*Task prompt*
Copy out each line of the material below that holds the string "usually".

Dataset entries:

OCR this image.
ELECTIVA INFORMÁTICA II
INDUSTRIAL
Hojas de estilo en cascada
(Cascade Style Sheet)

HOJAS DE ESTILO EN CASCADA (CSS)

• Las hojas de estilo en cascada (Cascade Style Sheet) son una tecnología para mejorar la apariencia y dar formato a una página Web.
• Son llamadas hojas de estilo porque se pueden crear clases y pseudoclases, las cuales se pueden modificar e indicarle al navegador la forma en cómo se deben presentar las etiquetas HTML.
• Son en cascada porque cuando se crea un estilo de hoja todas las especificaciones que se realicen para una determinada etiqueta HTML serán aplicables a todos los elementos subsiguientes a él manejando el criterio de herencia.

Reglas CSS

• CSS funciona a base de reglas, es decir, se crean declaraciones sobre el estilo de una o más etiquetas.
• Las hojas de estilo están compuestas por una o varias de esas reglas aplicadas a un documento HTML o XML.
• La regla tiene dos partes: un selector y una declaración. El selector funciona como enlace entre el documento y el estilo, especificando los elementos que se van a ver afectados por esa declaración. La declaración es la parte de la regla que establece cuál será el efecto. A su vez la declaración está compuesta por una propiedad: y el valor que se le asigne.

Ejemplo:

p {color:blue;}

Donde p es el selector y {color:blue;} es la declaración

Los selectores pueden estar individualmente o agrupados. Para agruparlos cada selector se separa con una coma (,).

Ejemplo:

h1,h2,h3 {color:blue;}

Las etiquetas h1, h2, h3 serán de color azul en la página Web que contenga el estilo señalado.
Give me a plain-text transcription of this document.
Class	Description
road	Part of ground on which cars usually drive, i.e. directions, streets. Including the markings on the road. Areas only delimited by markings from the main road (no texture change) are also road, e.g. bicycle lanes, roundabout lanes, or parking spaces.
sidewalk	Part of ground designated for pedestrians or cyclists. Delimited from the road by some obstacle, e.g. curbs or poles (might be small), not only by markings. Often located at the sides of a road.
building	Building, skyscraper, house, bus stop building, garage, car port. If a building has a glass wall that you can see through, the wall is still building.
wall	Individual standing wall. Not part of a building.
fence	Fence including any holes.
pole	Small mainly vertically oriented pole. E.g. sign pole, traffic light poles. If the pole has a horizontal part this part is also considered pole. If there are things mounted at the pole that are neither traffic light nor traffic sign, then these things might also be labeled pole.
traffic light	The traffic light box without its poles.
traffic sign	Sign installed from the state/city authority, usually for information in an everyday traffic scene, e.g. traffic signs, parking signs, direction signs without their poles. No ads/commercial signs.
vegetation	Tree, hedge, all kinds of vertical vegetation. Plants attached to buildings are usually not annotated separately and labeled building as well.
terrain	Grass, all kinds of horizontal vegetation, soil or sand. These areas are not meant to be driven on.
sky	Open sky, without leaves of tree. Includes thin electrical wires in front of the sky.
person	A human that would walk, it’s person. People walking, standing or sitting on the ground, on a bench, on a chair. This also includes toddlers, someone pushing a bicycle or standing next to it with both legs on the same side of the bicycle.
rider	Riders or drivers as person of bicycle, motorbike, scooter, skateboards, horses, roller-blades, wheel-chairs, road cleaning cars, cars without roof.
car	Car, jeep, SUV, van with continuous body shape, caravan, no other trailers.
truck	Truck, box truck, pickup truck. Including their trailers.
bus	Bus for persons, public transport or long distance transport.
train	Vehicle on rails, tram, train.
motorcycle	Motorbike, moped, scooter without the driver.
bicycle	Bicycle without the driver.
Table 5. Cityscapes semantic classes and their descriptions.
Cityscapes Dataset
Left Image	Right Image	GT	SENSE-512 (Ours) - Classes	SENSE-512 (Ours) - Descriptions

*Full solution*
road	Part of ground on which cars usually drive, i.e. directions, streets. Including the markings on the road. Areas only delimited by markings from the main road (no texture change) are also road, e.g. bicycle lanes, roundabout lanes, or parking spaces.
traffic sign	Sign installed from the state/city authority, usually for information in an everyday traffic scene, e.g. traffic signs, parking signs, direction signs without their poles. No ads/commercial signs.
vegetation	Tree, hedge, all kinds of vertical vegetation. Plants attached to buildings are usually not annotated separately and labeled building as well.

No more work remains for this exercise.